(Records from a data source)
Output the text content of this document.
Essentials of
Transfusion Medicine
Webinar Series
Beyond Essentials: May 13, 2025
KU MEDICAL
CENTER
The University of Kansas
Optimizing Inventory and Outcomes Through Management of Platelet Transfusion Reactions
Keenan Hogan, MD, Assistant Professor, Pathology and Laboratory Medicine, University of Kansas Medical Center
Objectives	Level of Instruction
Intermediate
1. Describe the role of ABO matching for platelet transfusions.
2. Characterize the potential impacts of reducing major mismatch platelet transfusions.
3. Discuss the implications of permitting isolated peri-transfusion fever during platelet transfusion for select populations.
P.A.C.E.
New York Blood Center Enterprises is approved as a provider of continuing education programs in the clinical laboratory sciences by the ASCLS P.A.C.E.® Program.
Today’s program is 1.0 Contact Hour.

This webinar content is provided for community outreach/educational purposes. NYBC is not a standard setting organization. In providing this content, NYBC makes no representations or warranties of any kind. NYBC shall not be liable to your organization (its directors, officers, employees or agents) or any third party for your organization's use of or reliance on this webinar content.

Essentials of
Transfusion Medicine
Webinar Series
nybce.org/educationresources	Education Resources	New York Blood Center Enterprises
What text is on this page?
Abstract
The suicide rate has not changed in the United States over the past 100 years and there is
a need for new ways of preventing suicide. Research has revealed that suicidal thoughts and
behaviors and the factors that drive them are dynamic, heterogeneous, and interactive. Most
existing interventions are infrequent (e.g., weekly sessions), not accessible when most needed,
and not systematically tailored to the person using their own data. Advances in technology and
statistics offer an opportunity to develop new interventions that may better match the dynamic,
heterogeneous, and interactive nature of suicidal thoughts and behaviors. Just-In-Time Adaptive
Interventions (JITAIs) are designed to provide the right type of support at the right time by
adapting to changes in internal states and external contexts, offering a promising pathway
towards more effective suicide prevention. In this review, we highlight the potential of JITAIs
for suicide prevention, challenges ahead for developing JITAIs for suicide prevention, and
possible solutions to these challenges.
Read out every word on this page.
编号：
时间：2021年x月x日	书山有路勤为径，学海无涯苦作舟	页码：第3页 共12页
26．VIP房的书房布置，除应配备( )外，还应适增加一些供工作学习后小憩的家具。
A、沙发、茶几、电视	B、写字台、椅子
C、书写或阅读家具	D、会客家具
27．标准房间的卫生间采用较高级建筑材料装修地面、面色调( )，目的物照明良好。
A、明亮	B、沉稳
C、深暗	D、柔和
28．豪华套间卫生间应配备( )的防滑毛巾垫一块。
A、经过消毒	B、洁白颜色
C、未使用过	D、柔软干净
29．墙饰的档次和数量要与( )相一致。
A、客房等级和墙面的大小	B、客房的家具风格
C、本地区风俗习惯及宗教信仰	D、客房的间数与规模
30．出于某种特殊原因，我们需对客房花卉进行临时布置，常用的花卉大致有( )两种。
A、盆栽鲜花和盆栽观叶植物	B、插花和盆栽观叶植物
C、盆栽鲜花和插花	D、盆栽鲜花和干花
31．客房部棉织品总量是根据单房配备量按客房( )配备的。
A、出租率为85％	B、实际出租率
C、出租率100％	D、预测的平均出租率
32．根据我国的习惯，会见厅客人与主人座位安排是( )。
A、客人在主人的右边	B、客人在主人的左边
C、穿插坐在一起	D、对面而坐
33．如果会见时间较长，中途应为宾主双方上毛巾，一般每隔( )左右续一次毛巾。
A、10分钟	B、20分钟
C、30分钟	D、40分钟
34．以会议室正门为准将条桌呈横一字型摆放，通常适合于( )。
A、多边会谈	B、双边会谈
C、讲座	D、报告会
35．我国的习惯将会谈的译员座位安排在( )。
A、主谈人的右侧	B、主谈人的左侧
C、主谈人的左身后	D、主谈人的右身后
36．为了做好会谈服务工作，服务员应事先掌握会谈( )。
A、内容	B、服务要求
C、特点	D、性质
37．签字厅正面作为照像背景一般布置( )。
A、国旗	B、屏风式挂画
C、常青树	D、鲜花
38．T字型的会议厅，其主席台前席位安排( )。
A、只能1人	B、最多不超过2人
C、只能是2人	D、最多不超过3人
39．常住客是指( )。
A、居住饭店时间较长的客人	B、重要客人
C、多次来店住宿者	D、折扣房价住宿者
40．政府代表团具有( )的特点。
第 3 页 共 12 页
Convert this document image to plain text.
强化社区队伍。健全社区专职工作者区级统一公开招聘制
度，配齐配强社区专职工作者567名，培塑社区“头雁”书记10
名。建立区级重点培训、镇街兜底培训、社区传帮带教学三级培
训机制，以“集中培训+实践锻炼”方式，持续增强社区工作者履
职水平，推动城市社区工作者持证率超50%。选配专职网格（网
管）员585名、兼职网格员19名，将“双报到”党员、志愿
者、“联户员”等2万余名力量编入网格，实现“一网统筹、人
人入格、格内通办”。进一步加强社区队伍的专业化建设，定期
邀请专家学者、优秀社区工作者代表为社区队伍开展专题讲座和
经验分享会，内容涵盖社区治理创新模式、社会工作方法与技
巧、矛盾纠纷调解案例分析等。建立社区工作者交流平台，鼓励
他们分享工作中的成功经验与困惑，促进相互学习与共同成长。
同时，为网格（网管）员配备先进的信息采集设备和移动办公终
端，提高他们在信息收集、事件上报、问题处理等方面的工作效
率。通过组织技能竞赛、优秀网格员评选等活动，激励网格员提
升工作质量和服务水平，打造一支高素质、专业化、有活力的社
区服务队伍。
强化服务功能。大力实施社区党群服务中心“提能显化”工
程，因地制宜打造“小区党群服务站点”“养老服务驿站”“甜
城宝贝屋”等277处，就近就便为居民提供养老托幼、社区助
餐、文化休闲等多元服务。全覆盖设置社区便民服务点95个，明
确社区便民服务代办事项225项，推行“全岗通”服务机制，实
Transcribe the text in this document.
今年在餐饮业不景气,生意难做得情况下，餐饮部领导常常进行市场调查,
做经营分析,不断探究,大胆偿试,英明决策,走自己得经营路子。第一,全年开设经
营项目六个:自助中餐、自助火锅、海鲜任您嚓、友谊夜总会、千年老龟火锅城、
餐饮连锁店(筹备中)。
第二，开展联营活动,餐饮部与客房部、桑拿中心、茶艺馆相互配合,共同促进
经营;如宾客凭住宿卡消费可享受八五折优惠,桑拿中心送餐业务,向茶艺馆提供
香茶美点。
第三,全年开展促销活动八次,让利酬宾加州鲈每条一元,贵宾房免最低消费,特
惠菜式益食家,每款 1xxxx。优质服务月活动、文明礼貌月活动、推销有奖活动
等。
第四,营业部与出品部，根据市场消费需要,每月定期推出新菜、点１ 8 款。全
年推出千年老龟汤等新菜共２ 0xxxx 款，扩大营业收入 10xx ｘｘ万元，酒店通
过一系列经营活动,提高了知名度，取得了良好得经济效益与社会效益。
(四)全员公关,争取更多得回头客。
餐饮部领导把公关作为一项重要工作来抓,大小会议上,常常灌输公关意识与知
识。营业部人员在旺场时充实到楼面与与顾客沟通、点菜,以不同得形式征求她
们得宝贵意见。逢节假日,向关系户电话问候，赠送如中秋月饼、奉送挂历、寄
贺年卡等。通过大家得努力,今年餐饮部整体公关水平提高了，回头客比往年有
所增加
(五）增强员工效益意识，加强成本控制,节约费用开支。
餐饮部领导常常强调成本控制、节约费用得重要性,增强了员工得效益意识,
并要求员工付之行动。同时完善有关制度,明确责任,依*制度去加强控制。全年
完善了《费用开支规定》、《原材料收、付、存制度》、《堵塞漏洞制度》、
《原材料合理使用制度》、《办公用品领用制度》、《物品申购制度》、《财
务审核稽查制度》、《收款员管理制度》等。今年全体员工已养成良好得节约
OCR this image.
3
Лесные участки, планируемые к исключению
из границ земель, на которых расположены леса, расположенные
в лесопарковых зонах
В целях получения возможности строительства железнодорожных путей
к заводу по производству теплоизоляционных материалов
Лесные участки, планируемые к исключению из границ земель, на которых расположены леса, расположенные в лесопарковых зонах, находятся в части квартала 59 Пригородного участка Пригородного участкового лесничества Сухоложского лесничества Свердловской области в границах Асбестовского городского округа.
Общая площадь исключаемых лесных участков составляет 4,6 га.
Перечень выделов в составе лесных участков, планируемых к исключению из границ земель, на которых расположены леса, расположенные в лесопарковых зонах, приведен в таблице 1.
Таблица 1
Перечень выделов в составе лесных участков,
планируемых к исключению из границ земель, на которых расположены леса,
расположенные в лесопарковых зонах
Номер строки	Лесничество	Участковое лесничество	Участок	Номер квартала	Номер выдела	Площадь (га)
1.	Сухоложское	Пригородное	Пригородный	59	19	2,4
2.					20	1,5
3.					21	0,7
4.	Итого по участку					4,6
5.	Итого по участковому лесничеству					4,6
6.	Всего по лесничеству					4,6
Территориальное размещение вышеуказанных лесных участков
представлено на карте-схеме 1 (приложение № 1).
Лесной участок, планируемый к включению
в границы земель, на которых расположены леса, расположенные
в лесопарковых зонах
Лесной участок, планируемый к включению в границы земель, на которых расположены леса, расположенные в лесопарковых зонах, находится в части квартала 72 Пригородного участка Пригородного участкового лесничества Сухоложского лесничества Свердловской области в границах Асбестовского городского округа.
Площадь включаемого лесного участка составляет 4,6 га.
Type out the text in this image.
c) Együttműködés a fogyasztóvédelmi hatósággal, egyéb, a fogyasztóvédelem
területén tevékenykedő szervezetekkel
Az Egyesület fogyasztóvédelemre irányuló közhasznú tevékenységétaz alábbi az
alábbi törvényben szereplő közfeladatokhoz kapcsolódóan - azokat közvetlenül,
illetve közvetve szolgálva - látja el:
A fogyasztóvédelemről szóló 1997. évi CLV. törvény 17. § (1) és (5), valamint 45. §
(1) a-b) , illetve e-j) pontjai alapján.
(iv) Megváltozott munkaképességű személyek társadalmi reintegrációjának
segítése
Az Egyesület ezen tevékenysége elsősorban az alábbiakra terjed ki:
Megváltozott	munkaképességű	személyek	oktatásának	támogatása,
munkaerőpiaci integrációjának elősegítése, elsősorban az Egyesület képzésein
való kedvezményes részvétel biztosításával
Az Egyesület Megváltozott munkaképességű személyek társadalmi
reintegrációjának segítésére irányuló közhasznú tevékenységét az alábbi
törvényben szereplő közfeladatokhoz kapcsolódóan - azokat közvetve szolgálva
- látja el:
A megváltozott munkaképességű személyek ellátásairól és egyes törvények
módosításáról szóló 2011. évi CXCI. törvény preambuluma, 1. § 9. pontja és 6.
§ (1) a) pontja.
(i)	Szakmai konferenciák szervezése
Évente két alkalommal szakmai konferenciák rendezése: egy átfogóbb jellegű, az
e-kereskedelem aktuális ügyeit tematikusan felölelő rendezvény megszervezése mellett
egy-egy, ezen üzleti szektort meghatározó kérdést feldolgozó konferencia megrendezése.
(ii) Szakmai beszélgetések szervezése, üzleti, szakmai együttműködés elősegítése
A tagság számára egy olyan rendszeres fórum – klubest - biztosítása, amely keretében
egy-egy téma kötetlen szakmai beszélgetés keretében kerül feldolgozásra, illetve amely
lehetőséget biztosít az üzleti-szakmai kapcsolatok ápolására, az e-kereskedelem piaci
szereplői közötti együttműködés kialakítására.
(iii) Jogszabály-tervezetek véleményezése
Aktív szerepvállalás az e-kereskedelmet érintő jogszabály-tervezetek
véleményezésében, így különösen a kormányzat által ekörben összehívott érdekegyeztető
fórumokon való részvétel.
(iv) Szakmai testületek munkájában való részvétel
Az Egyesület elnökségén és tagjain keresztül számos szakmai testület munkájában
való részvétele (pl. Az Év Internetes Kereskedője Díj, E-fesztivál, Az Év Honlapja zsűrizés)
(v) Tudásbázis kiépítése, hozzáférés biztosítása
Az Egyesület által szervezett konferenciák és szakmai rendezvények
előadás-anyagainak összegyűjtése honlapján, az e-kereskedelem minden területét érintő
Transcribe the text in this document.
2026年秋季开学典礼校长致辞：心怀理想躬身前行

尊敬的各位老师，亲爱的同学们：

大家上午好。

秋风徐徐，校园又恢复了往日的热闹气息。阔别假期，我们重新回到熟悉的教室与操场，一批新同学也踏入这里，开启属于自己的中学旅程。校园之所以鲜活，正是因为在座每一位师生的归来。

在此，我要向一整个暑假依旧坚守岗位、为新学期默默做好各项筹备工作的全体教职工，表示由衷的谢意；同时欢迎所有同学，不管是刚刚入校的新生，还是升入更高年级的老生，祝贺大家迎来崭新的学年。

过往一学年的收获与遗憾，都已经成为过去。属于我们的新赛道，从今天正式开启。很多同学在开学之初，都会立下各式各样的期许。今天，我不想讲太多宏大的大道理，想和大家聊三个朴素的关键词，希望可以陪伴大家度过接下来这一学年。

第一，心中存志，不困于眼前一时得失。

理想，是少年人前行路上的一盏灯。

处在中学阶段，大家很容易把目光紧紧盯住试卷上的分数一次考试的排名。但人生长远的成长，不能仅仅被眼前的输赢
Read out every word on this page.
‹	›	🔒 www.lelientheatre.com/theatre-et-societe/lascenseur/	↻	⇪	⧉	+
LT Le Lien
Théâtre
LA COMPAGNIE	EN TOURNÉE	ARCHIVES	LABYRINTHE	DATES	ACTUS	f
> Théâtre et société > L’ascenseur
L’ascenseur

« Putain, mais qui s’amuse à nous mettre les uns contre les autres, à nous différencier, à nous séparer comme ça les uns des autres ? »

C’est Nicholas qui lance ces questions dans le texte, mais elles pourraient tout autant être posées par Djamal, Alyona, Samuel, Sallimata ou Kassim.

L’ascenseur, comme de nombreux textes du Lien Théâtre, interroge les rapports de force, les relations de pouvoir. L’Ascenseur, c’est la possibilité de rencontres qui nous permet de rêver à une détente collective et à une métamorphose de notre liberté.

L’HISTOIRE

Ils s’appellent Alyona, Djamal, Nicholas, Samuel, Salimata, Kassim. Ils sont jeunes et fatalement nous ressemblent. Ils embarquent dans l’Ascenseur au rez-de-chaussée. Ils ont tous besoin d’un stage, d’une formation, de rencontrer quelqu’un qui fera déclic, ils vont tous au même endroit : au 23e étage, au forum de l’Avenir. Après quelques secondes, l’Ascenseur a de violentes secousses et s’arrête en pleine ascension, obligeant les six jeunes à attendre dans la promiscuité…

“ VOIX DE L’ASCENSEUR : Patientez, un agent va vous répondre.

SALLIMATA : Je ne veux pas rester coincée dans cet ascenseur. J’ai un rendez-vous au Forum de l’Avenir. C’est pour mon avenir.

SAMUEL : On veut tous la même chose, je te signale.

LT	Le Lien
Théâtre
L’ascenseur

* [Stated exercise]
Within the listing above, find every line containing the string "квартала" and return it.

* [Correct result]
Лесные участки, планируемые к исключению из границ земель, на которых расположены леса, расположенные в лесопарковых зонах, находятся в части квартала 59 Пригородного участка Пригородного участкового лесничества Сухоложского лесничества Свердловской области в границах Асбестовского городского округа.
Номер строки	Лесничество	Участковое лесничество	Участок	Номер квартала	Номер выдела	Площадь (га)
Лесной участок, планируемый к включению в границы земель, на которых расположены леса, расположенные в лесопарковых зонах, находится в части квартала 72 Пригородного участка Пригородного участкового лесничества Сухоложского лесничества Свердловской области в границах Асбестовского городского округа.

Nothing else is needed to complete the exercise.